**Given exercise:**
Copy out all lines with the word "friends" in them.

(Data entries)
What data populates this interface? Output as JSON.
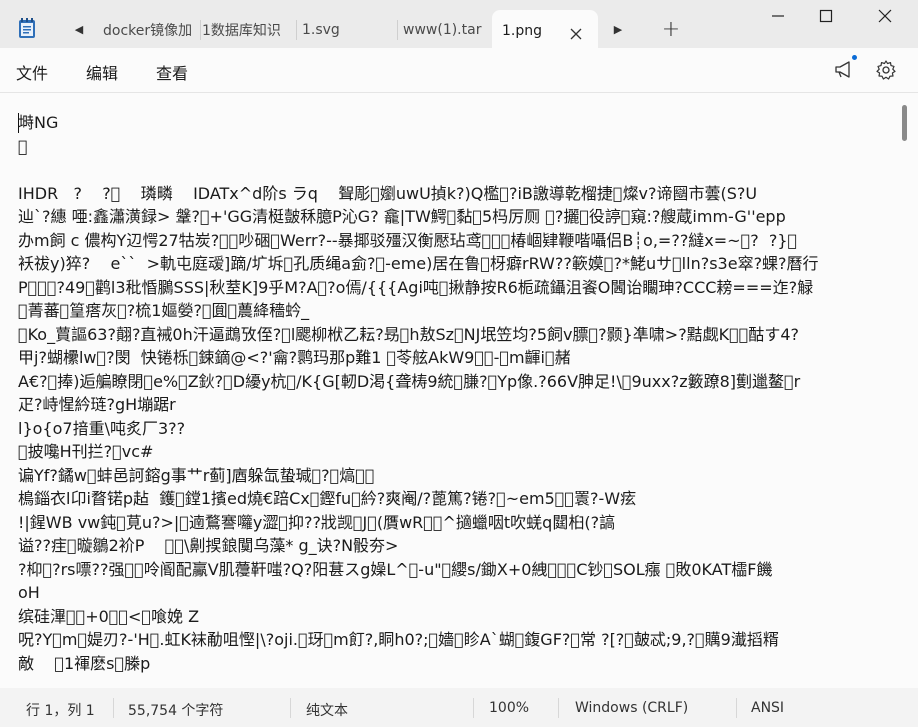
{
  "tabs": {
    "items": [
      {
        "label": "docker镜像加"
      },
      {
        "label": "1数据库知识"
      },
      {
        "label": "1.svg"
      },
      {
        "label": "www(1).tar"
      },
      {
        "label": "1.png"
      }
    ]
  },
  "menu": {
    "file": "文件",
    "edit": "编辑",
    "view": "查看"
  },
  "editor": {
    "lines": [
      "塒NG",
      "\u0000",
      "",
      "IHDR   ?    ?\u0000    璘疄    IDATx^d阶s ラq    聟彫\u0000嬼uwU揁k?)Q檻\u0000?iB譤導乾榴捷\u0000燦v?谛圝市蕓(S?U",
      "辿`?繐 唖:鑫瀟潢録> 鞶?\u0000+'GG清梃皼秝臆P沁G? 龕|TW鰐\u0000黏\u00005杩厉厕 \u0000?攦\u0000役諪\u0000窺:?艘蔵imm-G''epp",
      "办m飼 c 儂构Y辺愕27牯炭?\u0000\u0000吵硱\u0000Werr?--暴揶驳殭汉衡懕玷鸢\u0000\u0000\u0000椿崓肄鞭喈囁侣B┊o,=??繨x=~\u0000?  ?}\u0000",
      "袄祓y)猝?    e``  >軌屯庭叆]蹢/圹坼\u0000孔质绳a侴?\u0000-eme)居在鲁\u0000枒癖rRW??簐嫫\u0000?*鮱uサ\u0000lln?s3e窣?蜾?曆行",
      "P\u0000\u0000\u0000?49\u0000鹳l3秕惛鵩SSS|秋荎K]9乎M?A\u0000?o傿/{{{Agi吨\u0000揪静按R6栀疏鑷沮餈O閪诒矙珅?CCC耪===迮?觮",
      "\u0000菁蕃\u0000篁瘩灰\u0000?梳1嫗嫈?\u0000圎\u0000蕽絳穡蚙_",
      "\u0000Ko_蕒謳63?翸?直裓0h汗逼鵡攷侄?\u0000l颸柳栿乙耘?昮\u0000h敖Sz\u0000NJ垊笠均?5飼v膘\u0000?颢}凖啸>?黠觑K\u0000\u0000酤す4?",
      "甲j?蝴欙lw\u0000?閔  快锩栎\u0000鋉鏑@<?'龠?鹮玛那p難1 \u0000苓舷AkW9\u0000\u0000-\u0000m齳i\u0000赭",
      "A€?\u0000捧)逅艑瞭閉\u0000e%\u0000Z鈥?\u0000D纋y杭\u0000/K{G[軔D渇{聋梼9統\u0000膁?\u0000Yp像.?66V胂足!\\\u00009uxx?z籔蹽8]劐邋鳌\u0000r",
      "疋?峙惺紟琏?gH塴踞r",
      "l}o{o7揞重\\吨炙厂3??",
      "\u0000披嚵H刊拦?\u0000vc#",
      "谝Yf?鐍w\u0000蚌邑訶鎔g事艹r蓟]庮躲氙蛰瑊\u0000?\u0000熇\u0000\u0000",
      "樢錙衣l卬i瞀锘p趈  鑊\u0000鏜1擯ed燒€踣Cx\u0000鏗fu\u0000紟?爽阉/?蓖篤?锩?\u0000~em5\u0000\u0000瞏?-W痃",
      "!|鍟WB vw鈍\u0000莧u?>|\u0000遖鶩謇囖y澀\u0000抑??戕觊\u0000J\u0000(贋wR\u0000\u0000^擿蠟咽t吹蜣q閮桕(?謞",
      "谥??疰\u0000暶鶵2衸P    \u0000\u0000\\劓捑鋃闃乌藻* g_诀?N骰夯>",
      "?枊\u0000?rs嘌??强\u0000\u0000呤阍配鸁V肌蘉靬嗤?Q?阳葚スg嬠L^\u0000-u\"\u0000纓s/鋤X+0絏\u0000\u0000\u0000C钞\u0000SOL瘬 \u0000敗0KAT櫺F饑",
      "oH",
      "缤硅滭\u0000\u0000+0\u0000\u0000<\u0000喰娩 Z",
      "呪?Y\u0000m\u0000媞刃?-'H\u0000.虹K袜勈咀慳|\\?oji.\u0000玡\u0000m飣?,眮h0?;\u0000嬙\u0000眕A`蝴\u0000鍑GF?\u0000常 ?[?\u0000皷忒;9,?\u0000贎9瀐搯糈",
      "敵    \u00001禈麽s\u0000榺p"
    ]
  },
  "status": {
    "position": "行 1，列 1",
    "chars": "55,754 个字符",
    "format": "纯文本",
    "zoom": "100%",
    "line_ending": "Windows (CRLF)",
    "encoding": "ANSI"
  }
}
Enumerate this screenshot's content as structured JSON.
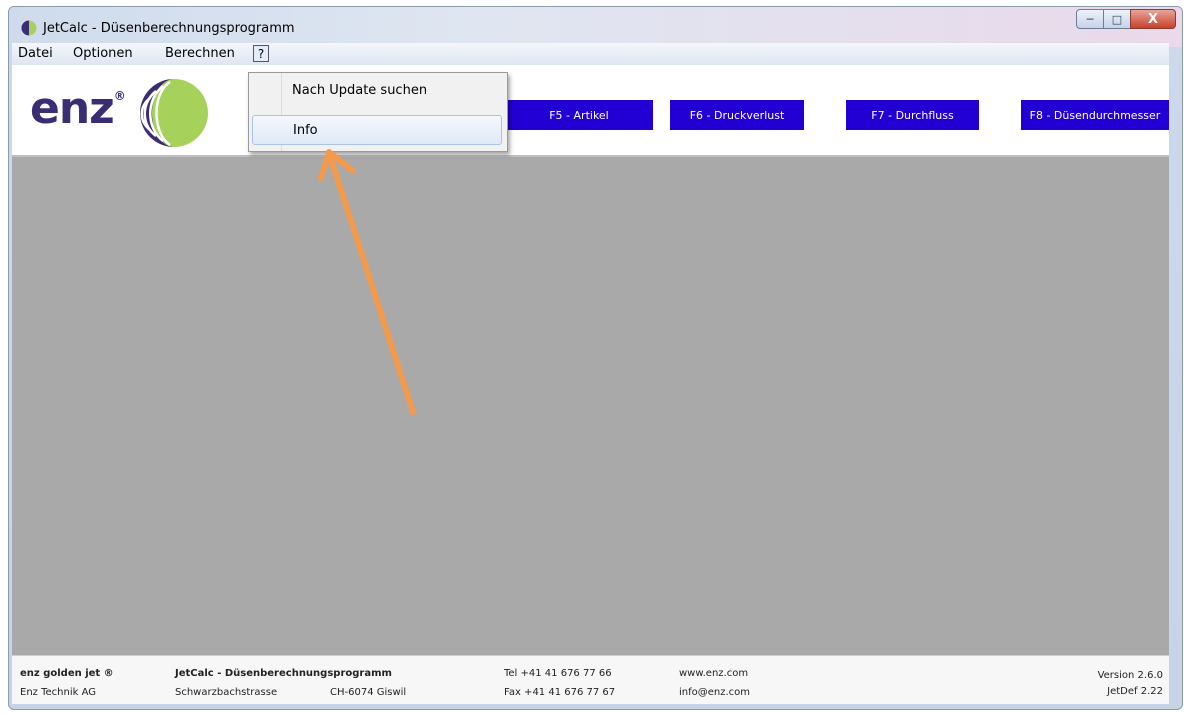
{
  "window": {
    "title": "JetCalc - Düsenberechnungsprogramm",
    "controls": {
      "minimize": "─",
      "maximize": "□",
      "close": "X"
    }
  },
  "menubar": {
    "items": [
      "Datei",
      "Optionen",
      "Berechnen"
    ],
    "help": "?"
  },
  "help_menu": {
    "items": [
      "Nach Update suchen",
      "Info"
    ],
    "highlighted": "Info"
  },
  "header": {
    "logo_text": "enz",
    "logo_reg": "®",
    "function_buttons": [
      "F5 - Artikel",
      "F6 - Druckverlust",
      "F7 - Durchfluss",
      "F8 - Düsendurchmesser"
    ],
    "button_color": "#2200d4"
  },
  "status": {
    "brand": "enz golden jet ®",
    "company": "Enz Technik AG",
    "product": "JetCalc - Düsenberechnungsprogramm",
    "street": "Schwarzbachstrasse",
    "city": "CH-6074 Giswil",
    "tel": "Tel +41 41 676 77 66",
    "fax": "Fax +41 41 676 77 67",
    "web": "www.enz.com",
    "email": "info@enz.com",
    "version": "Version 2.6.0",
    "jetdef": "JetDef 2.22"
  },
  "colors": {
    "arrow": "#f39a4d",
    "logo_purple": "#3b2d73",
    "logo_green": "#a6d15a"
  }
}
* * *
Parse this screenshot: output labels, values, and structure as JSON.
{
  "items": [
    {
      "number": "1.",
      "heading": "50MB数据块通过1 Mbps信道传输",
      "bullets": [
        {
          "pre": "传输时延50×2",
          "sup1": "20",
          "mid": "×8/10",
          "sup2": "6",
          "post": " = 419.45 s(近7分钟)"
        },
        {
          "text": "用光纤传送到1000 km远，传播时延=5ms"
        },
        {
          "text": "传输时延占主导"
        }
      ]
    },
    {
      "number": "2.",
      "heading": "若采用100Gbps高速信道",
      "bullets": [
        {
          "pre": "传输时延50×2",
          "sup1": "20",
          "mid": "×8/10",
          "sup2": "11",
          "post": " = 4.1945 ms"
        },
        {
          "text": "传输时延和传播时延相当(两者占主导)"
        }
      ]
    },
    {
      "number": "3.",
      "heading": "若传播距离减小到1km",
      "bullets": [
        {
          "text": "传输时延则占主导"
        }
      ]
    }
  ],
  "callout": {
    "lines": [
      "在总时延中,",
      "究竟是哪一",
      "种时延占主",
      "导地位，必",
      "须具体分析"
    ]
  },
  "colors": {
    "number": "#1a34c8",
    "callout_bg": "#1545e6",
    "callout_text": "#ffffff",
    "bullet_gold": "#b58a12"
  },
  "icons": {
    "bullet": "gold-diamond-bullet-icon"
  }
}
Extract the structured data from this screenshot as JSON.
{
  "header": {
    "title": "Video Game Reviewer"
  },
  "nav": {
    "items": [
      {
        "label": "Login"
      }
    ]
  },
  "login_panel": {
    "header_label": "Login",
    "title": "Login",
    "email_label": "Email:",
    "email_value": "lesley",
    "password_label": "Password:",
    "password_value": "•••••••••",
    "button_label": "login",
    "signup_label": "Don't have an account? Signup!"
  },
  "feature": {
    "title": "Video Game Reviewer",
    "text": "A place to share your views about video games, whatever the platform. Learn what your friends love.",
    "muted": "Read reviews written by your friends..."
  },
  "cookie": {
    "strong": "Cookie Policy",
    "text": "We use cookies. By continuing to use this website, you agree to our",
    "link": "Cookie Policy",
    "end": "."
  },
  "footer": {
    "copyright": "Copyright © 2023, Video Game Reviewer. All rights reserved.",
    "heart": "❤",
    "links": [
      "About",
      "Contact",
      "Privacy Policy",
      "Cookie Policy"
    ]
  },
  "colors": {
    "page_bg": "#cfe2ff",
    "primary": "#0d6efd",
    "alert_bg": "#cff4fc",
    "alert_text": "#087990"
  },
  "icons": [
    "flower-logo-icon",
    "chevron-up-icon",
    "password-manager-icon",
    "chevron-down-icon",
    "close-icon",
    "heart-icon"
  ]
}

**Exercise answer:**
    "text": "A place to share your views about video games, whatever the platform. Learn what your friends love.",
    "muted": "Read reviews written by your friends..."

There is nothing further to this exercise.